TASK BRIEF:
Below is a set of records; print all of them exactly as written.

DATASET RECORDS:
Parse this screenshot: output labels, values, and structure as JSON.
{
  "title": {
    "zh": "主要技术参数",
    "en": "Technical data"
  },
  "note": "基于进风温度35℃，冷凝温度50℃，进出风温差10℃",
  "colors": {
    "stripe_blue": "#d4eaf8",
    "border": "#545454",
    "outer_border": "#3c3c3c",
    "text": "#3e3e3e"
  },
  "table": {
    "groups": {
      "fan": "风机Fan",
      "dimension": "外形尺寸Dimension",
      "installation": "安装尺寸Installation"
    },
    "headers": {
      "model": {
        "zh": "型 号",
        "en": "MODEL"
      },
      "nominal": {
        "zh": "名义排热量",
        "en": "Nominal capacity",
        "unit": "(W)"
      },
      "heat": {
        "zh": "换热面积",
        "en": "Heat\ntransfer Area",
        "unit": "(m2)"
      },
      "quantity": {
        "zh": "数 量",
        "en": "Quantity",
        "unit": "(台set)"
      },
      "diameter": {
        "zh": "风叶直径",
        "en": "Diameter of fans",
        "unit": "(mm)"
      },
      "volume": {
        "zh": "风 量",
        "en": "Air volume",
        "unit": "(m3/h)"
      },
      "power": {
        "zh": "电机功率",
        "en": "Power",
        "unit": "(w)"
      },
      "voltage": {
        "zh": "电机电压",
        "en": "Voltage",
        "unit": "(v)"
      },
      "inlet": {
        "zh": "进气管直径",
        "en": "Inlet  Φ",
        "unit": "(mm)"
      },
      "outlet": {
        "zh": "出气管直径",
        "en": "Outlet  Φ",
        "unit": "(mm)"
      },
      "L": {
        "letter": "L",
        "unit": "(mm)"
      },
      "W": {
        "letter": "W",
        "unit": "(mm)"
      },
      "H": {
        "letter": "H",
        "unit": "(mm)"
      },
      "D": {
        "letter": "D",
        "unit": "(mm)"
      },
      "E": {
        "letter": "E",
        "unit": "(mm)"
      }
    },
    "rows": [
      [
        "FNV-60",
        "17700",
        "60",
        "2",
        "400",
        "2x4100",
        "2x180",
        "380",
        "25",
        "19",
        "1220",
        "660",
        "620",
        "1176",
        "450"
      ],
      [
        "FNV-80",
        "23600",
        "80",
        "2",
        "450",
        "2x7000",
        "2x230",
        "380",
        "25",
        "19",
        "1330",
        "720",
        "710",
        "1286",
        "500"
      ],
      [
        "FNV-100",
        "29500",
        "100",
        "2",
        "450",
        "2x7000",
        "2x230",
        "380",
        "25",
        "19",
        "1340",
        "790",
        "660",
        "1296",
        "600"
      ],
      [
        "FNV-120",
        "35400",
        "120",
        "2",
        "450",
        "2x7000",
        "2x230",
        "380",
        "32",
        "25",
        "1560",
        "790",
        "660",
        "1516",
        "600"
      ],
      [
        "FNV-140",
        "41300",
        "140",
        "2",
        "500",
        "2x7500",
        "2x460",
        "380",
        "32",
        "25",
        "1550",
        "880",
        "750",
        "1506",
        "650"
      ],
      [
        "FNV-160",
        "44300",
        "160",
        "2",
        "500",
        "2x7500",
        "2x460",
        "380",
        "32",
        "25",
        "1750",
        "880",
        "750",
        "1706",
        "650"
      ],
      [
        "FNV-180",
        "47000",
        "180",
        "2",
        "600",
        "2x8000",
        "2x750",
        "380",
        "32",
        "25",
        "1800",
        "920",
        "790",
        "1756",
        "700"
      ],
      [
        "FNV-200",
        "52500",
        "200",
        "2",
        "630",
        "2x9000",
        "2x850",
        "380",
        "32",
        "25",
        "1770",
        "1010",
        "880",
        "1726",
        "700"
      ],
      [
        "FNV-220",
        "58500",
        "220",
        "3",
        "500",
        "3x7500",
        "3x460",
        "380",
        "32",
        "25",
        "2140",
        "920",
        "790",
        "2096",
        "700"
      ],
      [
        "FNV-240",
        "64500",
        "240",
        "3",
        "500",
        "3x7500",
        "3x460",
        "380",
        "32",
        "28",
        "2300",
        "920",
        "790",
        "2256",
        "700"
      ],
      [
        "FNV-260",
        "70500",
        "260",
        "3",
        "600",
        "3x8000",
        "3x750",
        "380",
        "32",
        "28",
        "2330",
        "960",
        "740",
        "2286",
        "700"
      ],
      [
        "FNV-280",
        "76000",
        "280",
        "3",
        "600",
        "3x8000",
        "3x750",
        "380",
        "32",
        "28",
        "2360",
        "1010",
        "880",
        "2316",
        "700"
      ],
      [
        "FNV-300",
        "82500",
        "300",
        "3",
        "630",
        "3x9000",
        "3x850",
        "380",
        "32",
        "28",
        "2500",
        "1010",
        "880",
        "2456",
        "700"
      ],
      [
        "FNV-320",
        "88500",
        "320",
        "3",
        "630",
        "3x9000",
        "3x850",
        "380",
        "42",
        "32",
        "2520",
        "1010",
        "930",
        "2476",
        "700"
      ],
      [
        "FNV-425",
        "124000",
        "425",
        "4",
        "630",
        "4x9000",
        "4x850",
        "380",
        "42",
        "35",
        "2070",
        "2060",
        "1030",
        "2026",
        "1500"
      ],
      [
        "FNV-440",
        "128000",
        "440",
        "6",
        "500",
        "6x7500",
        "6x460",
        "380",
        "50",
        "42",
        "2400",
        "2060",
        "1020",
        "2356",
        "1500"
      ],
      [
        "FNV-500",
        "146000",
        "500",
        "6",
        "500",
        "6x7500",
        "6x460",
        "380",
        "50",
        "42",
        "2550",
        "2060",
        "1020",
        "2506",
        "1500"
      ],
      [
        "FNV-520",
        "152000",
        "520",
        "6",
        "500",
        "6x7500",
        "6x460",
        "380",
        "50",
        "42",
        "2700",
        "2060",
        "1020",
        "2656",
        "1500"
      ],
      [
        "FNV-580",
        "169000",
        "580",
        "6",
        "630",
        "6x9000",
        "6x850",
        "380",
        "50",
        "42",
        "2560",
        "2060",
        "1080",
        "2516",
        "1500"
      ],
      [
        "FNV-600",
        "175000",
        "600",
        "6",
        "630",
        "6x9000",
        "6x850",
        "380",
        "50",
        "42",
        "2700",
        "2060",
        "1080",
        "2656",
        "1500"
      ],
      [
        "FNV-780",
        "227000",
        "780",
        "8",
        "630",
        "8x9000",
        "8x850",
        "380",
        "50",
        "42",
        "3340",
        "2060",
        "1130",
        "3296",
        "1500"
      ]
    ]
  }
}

WRITTEN RESPONSE:
Parse this screenshot: output labels, values, and structure as JSON.
{
  "title": {
    "zh": "主要技术参数",
    "en": "Technical data"
  },
  "note": "基于进风温度35℃，冷凝温度50℃，进出风温差10℃",
  "colors": {
    "stripe_blue": "#d4eaf8",
    "border": "#545454",
    "outer_border": "#3c3c3c",
    "text": "#3e3e3e"
  },
  "table": {
    "groups": {
      "fan": "风机Fan",
      "dimension": "外形尺寸Dimension",
      "installation": "安装尺寸Installation"
    },
    "headers": {
      "model": {
        "zh": "型 号",
        "en": "MODEL"
      },
      "nominal": {
        "zh": "名义排热量",
        "en": "Nominal capacity",
        "unit": "(W)"
      },
      "heat": {
        "zh": "换热面积",
        "en": "Heat\ntransfer Area",
        "unit": "(m2)"
      },
      "quantity": {
        "zh": "数 量",
        "en": "Quantity",
        "unit": "(台set)"
      },
      "diameter": {
        "zh": "风叶直径",
        "en": "Diameter of fans",
        "unit": "(mm)"
      },
      "volume": {
        "zh": "风 量",
        "en": "Air volume",
        "unit": "(m3/h)"
      },
      "power": {
        "zh": "电机功率",
        "en": "Power",
        "unit": "(w)"
      },
      "voltage": {
        "zh": "电机电压",
        "en": "Voltage",
        "unit": "(v)"
      },
      "inlet": {
        "zh": "进气管直径",
        "en": "Inlet  Φ",
        "unit": "(mm)"
      },
      "outlet": {
        "zh": "出气管直径",
        "en": "Outlet  Φ",
        "unit": "(mm)"
      },
      "L": {
        "letter": "L",
        "unit": "(mm)"
      },
      "W": {
        "letter": "W",
        "unit": "(mm)"
      },
      "H": {
        "letter": "H",
        "unit": "(mm)"
      },
      "D": {
        "letter": "D",
        "unit": "(mm)"
      },
      "E": {
        "letter": "E",
        "unit": "(mm)"
      }
    },
    "rows": [
      [
        "FNV-60",
        "17700",
        "60",
        "2",
        "400",
        "2x4100",
        "2x180",
        "380",
        "25",
        "19",
        "1220",
        "660",
        "620",
        "1176",
        "450"
      ],
      [
        "FNV-80",
        "23600",
        "80",
        "2",
        "450",
        "2x7000",
        "2x230",
        "380",
        "25",
        "19",
        "1330",
        "720",
        "710",
        "1286",
        "500"
      ],
      [
        "FNV-100",
        "29500",
        "100",
        "2",
        "450",
        "2x7000",
        "2x230",
        "380",
        "25",
        "19",
        "1340",
        "790",
        "660",
        "1296",
        "600"
      ],
      [
        "FNV-120",
        "35400",
        "120",
        "2",
        "450",
        "2x7000",
        "2x230",
        "380",
        "32",
        "25",
        "1560",
        "790",
        "660",
        "1516",
        "600"
      ],
      [
        "FNV-140",
        "41300",
        "140",
        "2",
        "500",
        "2x7500",
        "2x460",
        "380",
        "32",
        "25",
        "1550",
        "880",
        "750",
        "1506",
        "650"
      ],
      [
        "FNV-160",
        "44300",
        "160",
        "2",
        "500",
        "2x7500",
        "2x460",
        "380",
        "32",
        "25",
        "1750",
        "880",
        "750",
        "1706",
        "650"
      ],
      [
        "FNV-180",
        "47000",
        "180",
        "2",
        "600",
        "2x8000",
        "2x750",
        "380",
        "32",
        "25",
        "1800",
        "920",
        "790",
        "1756",
        "700"
      ],
      [
        "FNV-200",
        "52500",
        "200",
        "2",
        "630",
        "2x9000",
        "2x850",
        "380",
        "32",
        "25",
        "1770",
        "1010",
        "880",
        "1726",
        "700"
      ],
      [
        "FNV-220",
        "58500",
        "220",
        "3",
        "500",
        "3x7500",
        "3x460",
        "380",
        "32",
        "25",
        "2140",
        "920",
        "790",
        "2096",
        "700"
      ],
      [
        "FNV-240",
        "64500",
        "240",
        "3",
        "500",
        "3x7500",
        "3x460",
        "380",
        "32",
        "28",
        "2300",
        "920",
        "790",
        "2256",
        "700"
      ],
      [
        "FNV-260",
        "70500",
        "260",
        "3",
        "600",
        "3x8000",
        "3x750",
        "380",
        "32",
        "28",
        "2330",
        "960",
        "740",
        "2286",
        "700"
      ],
      [
        "FNV-280",
        "76000",
        "280",
        "3",
        "600",
        "3x8000",
        "3x750",
        "380",
        "32",
        "28",
        "2360",
        "1010",
        "880",
        "2316",
        "700"
      ],
      [
        "FNV-300",
        "82500",
        "300",
        "3",
        "630",
        "3x9000",
        "3x850",
        "380",
        "32",
        "28",
        "2500",
        "1010",
        "880",
        "2456",
        "700"
      ],
      [
        "FNV-320",
        "88500",
        "320",
        "3",
        "630",
        "3x9000",
        "3x850",
        "380",
        "42",
        "32",
        "2520",
        "1010",
        "930",
        "2476",
        "700"
      ],
      [
        "FNV-425",
        "124000",
        "425",
        "4",
        "630",
        "4x9000",
        "4x850",
        "380",
        "42",
        "35",
        "2070",
        "2060",
        "1030",
        "2026",
        "1500"
      ],
      [
        "FNV-440",
        "128000",
        "440",
        "6",
        "500",
        "6x7500",
        "6x460",
        "380",
        "50",
        "42",
        "2400",
        "2060",
        "1020",
        "2356",
        "1500"
      ],
      [
        "FNV-500",
        "146000",
        "500",
        "6",
        "500",
        "6x7500",
        "6x460",
        "380",
        "50",
        "42",
        "2550",
        "2060",
        "1020",
        "2506",
        "1500"
      ],
      [
        "FNV-520",
        "152000",
        "520",
        "6",
        "500",
        "6x7500",
        "6x460",
        "380",
        "50",
        "42",
        "2700",
        "2060",
        "1020",
        "2656",
        "1500"
      ],
      [
        "FNV-580",
        "169000",
        "580",
        "6",
        "630",
        "6x9000",
        "6x850",
        "380",
        "50",
        "42",
        "2560",
        "2060",
        "1080",
        "2516",
        "1500"
      ],
      [
        "FNV-600",
        "175000",
        "600",
        "6",
        "630",
        "6x9000",
        "6x850",
        "380",
        "50",
        "42",
        "2700",
        "2060",
        "1080",
        "2656",
        "1500"
      ],
      [
        "FNV-780",
        "227000",
        "780",
        "8",
        "630",
        "8x9000",
        "8x850",
        "380",
        "50",
        "42",
        "3340",
        "2060",
        "1130",
        "3296",
        "1500"
      ]
    ]
  }
}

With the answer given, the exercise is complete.